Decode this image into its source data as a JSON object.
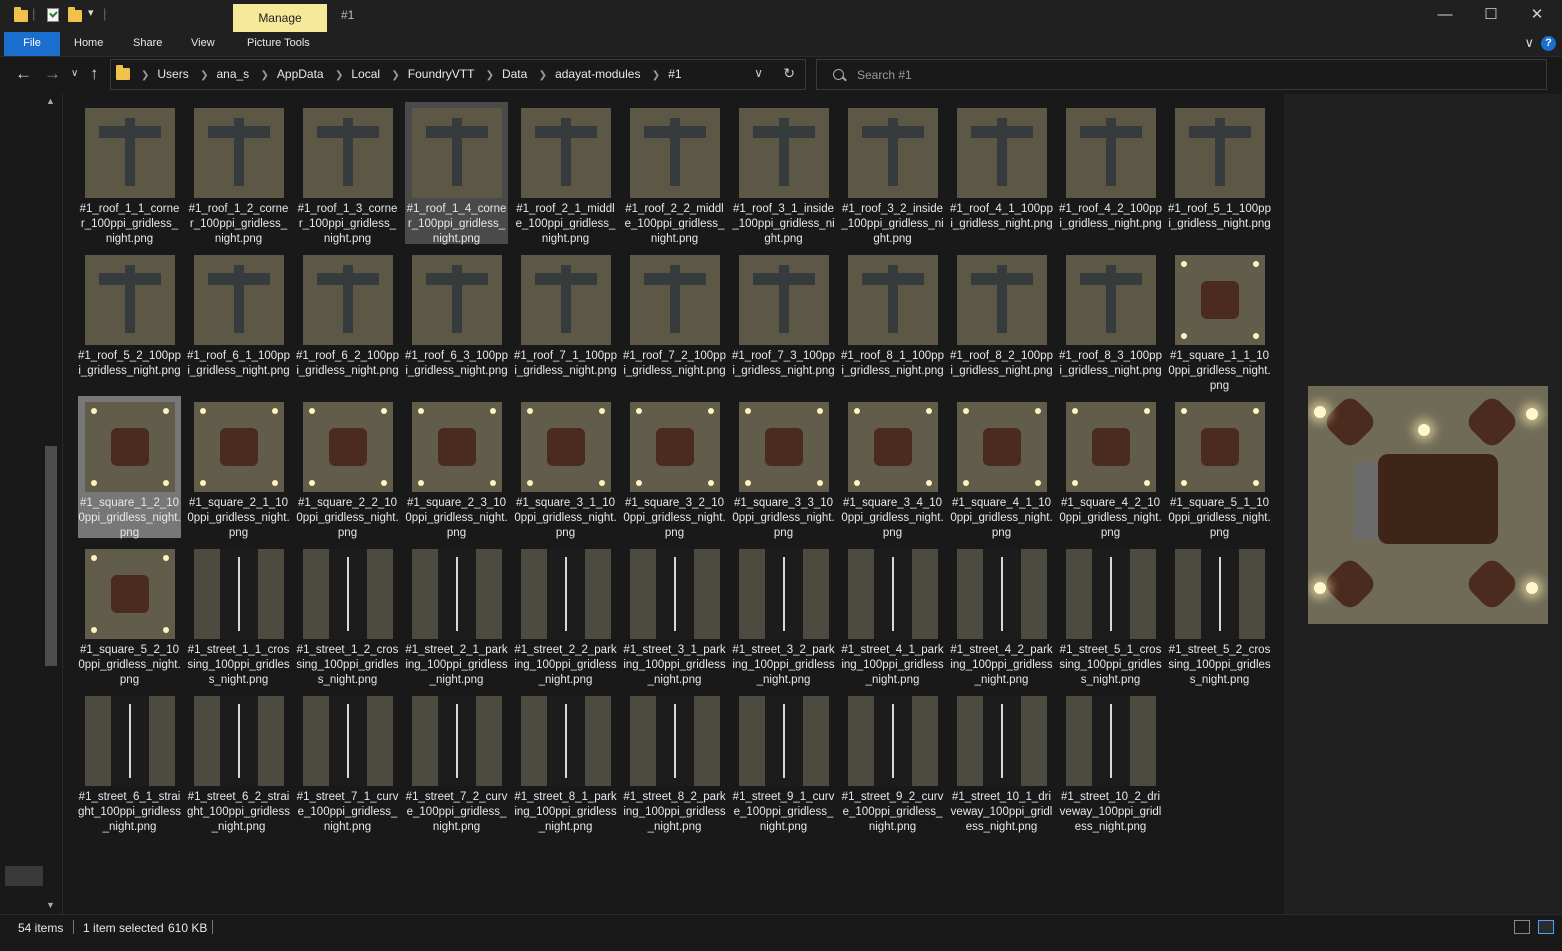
{
  "window": {
    "contextual_tab": "Manage",
    "title": "#1",
    "minimize_glyph": "—",
    "maximize_glyph": "☐",
    "close_glyph": "✕"
  },
  "ribbon": {
    "tabs": [
      "File",
      "Home",
      "Share",
      "View",
      "Picture Tools"
    ],
    "collapse_glyph": "∨",
    "help_glyph": "?"
  },
  "nav": {
    "back_glyph": "←",
    "forward_glyph": "→",
    "recent_glyph": "∨",
    "up_glyph": "↑",
    "dropdown_glyph": "∨",
    "refresh_glyph": "↻"
  },
  "address": {
    "path": [
      "Users",
      "ana_s",
      "AppData",
      "Local",
      "FoundryVTT",
      "Data",
      "adayat-modules",
      "#1"
    ]
  },
  "search": {
    "placeholder": "Search #1"
  },
  "files": [
    {
      "name": "#1_roof_1_1_corner_100ppi_gridless_night.png",
      "kind": "roof"
    },
    {
      "name": "#1_roof_1_2_corner_100ppi_gridless_night.png",
      "kind": "roof"
    },
    {
      "name": "#1_roof_1_3_corner_100ppi_gridless_night.png",
      "kind": "roof"
    },
    {
      "name": "#1_roof_1_4_corner_100ppi_gridless_night.png",
      "kind": "roof"
    },
    {
      "name": "#1_roof_2_1_middle_100ppi_gridless_night.png",
      "kind": "roof"
    },
    {
      "name": "#1_roof_2_2_middle_100ppi_gridless_night.png",
      "kind": "roof"
    },
    {
      "name": "#1_roof_3_1_inside_100ppi_gridless_night.png",
      "kind": "roof"
    },
    {
      "name": "#1_roof_3_2_inside_100ppi_gridless_night.png",
      "kind": "roof"
    },
    {
      "name": "#1_roof_4_1_100ppi_gridless_night.png",
      "kind": "roof"
    },
    {
      "name": "#1_roof_4_2_100ppi_gridless_night.png",
      "kind": "roof"
    },
    {
      "name": "#1_roof_5_1_100ppi_gridless_night.png",
      "kind": "roof"
    },
    {
      "name": "#1_roof_5_2_100ppi_gridless_night.png",
      "kind": "roof"
    },
    {
      "name": "#1_roof_6_1_100ppi_gridless_night.png",
      "kind": "roof"
    },
    {
      "name": "#1_roof_6_2_100ppi_gridless_night.png",
      "kind": "roof"
    },
    {
      "name": "#1_roof_6_3_100ppi_gridless_night.png",
      "kind": "roof"
    },
    {
      "name": "#1_roof_7_1_100ppi_gridless_night.png",
      "kind": "roof"
    },
    {
      "name": "#1_roof_7_2_100ppi_gridless_night.png",
      "kind": "roof"
    },
    {
      "name": "#1_roof_7_3_100ppi_gridless_night.png",
      "kind": "roof"
    },
    {
      "name": "#1_roof_8_1_100ppi_gridless_night.png",
      "kind": "roof"
    },
    {
      "name": "#1_roof_8_2_100ppi_gridless_night.png",
      "kind": "roof"
    },
    {
      "name": "#1_roof_8_3_100ppi_gridless_night.png",
      "kind": "roof"
    },
    {
      "name": "#1_square_1_1_100ppi_gridless_night.png",
      "kind": "square"
    },
    {
      "name": "#1_square_1_2_100ppi_gridless_night.png",
      "kind": "square"
    },
    {
      "name": "#1_square_2_1_100ppi_gridless_night.png",
      "kind": "square"
    },
    {
      "name": "#1_square_2_2_100ppi_gridless_night.png",
      "kind": "square"
    },
    {
      "name": "#1_square_2_3_100ppi_gridless_night.png",
      "kind": "square"
    },
    {
      "name": "#1_square_3_1_100ppi_gridless_night.png",
      "kind": "square"
    },
    {
      "name": "#1_square_3_2_100ppi_gridless_night.png",
      "kind": "square"
    },
    {
      "name": "#1_square_3_3_100ppi_gridless_night.png",
      "kind": "square"
    },
    {
      "name": "#1_square_3_4_100ppi_gridless_night.png",
      "kind": "square"
    },
    {
      "name": "#1_square_4_1_100ppi_gridless_night.png",
      "kind": "square"
    },
    {
      "name": "#1_square_4_2_100ppi_gridless_night.png",
      "kind": "square"
    },
    {
      "name": "#1_square_5_1_100ppi_gridless_night.png",
      "kind": "square"
    },
    {
      "name": "#1_square_5_2_100ppi_gridless_night.png",
      "kind": "square"
    },
    {
      "name": "#1_street_1_1_crossing_100ppi_gridless_night.png",
      "kind": "street"
    },
    {
      "name": "#1_street_1_2_crossing_100ppi_gridless_night.png",
      "kind": "street"
    },
    {
      "name": "#1_street_2_1_parking_100ppi_gridless_night.png",
      "kind": "street"
    },
    {
      "name": "#1_street_2_2_parking_100ppi_gridless_night.png",
      "kind": "street"
    },
    {
      "name": "#1_street_3_1_parking_100ppi_gridless_night.png",
      "kind": "street"
    },
    {
      "name": "#1_street_3_2_parking_100ppi_gridless_night.png",
      "kind": "street"
    },
    {
      "name": "#1_street_4_1_parking_100ppi_gridless_night.png",
      "kind": "street"
    },
    {
      "name": "#1_street_4_2_parking_100ppi_gridless_night.png",
      "kind": "street"
    },
    {
      "name": "#1_street_5_1_crossing_100ppi_gridless_night.png",
      "kind": "street"
    },
    {
      "name": "#1_street_5_2_crossing_100ppi_gridless_night.png",
      "kind": "street"
    },
    {
      "name": "#1_street_6_1_straight_100ppi_gridless_night.png",
      "kind": "street"
    },
    {
      "name": "#1_street_6_2_straight_100ppi_gridless_night.png",
      "kind": "street"
    },
    {
      "name": "#1_street_7_1_curve_100ppi_gridless_night.png",
      "kind": "street"
    },
    {
      "name": "#1_street_7_2_curve_100ppi_gridless_night.png",
      "kind": "street"
    },
    {
      "name": "#1_street_8_1_parking_100ppi_gridless_night.png",
      "kind": "street"
    },
    {
      "name": "#1_street_8_2_parking_100ppi_gridless_night.png",
      "kind": "street"
    },
    {
      "name": "#1_street_9_1_curve_100ppi_gridless_night.png",
      "kind": "street"
    },
    {
      "name": "#1_street_9_2_curve_100ppi_gridless_night.png",
      "kind": "street"
    },
    {
      "name": "#1_street_10_1_driveway_100ppi_gridless_night.png",
      "kind": "street"
    },
    {
      "name": "#1_street_10_2_driveway_100ppi_gridless_night.png",
      "kind": "street"
    }
  ],
  "selected_index": 22,
  "hovered_index": 3,
  "status": {
    "item_count": "54 items",
    "selection": "1 item selected",
    "size": "610 KB"
  }
}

→ What the task requires
Restate the data above word for word. Do not include the images.

→ Answer to this task
Decode this image into its source data as a JSON object.
{
  "window": {
    "contextual_tab": "Manage",
    "title": "#1",
    "minimize_glyph": "—",
    "maximize_glyph": "☐",
    "close_glyph": "✕"
  },
  "ribbon": {
    "tabs": [
      "File",
      "Home",
      "Share",
      "View",
      "Picture Tools"
    ],
    "collapse_glyph": "∨",
    "help_glyph": "?"
  },
  "nav": {
    "back_glyph": "←",
    "forward_glyph": "→",
    "recent_glyph": "∨",
    "up_glyph": "↑",
    "dropdown_glyph": "∨",
    "refresh_glyph": "↻"
  },
  "address": {
    "path": [
      "Users",
      "ana_s",
      "AppData",
      "Local",
      "FoundryVTT",
      "Data",
      "adayat-modules",
      "#1"
    ]
  },
  "search": {
    "placeholder": "Search #1"
  },
  "files": [
    {
      "name": "#1_roof_1_1_corner_100ppi_gridless_night.png",
      "kind": "roof"
    },
    {
      "name": "#1_roof_1_2_corner_100ppi_gridless_night.png",
      "kind": "roof"
    },
    {
      "name": "#1_roof_1_3_corner_100ppi_gridless_night.png",
      "kind": "roof"
    },
    {
      "name": "#1_roof_1_4_corner_100ppi_gridless_night.png",
      "kind": "roof"
    },
    {
      "name": "#1_roof_2_1_middle_100ppi_gridless_night.png",
      "kind": "roof"
    },
    {
      "name": "#1_roof_2_2_middle_100ppi_gridless_night.png",
      "kind": "roof"
    },
    {
      "name": "#1_roof_3_1_inside_100ppi_gridless_night.png",
      "kind": "roof"
    },
    {
      "name": "#1_roof_3_2_inside_100ppi_gridless_night.png",
      "kind": "roof"
    },
    {
      "name": "#1_roof_4_1_100ppi_gridless_night.png",
      "kind": "roof"
    },
    {
      "name": "#1_roof_4_2_100ppi_gridless_night.png",
      "kind": "roof"
    },
    {
      "name": "#1_roof_5_1_100ppi_gridless_night.png",
      "kind": "roof"
    },
    {
      "name": "#1_roof_5_2_100ppi_gridless_night.png",
      "kind": "roof"
    },
    {
      "name": "#1_roof_6_1_100ppi_gridless_night.png",
      "kind": "roof"
    },
    {
      "name": "#1_roof_6_2_100ppi_gridless_night.png",
      "kind": "roof"
    },
    {
      "name": "#1_roof_6_3_100ppi_gridless_night.png",
      "kind": "roof"
    },
    {
      "name": "#1_roof_7_1_100ppi_gridless_night.png",
      "kind": "roof"
    },
    {
      "name": "#1_roof_7_2_100ppi_gridless_night.png",
      "kind": "roof"
    },
    {
      "name": "#1_roof_7_3_100ppi_gridless_night.png",
      "kind": "roof"
    },
    {
      "name": "#1_roof_8_1_100ppi_gridless_night.png",
      "kind": "roof"
    },
    {
      "name": "#1_roof_8_2_100ppi_gridless_night.png",
      "kind": "roof"
    },
    {
      "name": "#1_roof_8_3_100ppi_gridless_night.png",
      "kind": "roof"
    },
    {
      "name": "#1_square_1_1_100ppi_gridless_night.png",
      "kind": "square"
    },
    {
      "name": "#1_square_1_2_100ppi_gridless_night.png",
      "kind": "square"
    },
    {
      "name": "#1_square_2_1_100ppi_gridless_night.png",
      "kind": "square"
    },
    {
      "name": "#1_square_2_2_100ppi_gridless_night.png",
      "kind": "square"
    },
    {
      "name": "#1_square_2_3_100ppi_gridless_night.png",
      "kind": "square"
    },
    {
      "name": "#1_square_3_1_100ppi_gridless_night.png",
      "kind": "square"
    },
    {
      "name": "#1_square_3_2_100ppi_gridless_night.png",
      "kind": "square"
    },
    {
      "name": "#1_square_3_3_100ppi_gridless_night.png",
      "kind": "square"
    },
    {
      "name": "#1_square_3_4_100ppi_gridless_night.png",
      "kind": "square"
    },
    {
      "name": "#1_square_4_1_100ppi_gridless_night.png",
      "kind": "square"
    },
    {
      "name": "#1_square_4_2_100ppi_gridless_night.png",
      "kind": "square"
    },
    {
      "name": "#1_square_5_1_100ppi_gridless_night.png",
      "kind": "square"
    },
    {
      "name": "#1_square_5_2_100ppi_gridless_night.png",
      "kind": "square"
    },
    {
      "name": "#1_street_1_1_crossing_100ppi_gridless_night.png",
      "kind": "street"
    },
    {
      "name": "#1_street_1_2_crossing_100ppi_gridless_night.png",
      "kind": "street"
    },
    {
      "name": "#1_street_2_1_parking_100ppi_gridless_night.png",
      "kind": "street"
    },
    {
      "name": "#1_street_2_2_parking_100ppi_gridless_night.png",
      "kind": "street"
    },
    {
      "name": "#1_street_3_1_parking_100ppi_gridless_night.png",
      "kind": "street"
    },
    {
      "name": "#1_street_3_2_parking_100ppi_gridless_night.png",
      "kind": "street"
    },
    {
      "name": "#1_street_4_1_parking_100ppi_gridless_night.png",
      "kind": "street"
    },
    {
      "name": "#1_street_4_2_parking_100ppi_gridless_night.png",
      "kind": "street"
    },
    {
      "name": "#1_street_5_1_crossing_100ppi_gridless_night.png",
      "kind": "street"
    },
    {
      "name": "#1_street_5_2_crossing_100ppi_gridless_night.png",
      "kind": "street"
    },
    {
      "name": "#1_street_6_1_straight_100ppi_gridless_night.png",
      "kind": "street"
    },
    {
      "name": "#1_street_6_2_straight_100ppi_gridless_night.png",
      "kind": "street"
    },
    {
      "name": "#1_street_7_1_curve_100ppi_gridless_night.png",
      "kind": "street"
    },
    {
      "name": "#1_street_7_2_curve_100ppi_gridless_night.png",
      "kind": "street"
    },
    {
      "name": "#1_street_8_1_parking_100ppi_gridless_night.png",
      "kind": "street"
    },
    {
      "name": "#1_street_8_2_parking_100ppi_gridless_night.png",
      "kind": "street"
    },
    {
      "name": "#1_street_9_1_curve_100ppi_gridless_night.png",
      "kind": "street"
    },
    {
      "name": "#1_street_9_2_curve_100ppi_gridless_night.png",
      "kind": "street"
    },
    {
      "name": "#1_street_10_1_driveway_100ppi_gridless_night.png",
      "kind": "street"
    },
    {
      "name": "#1_street_10_2_driveway_100ppi_gridless_night.png",
      "kind": "street"
    }
  ],
  "selected_index": 22,
  "hovered_index": 3,
  "status": {
    "item_count": "54 items",
    "selection": "1 item selected",
    "size": "610 KB"
  }
}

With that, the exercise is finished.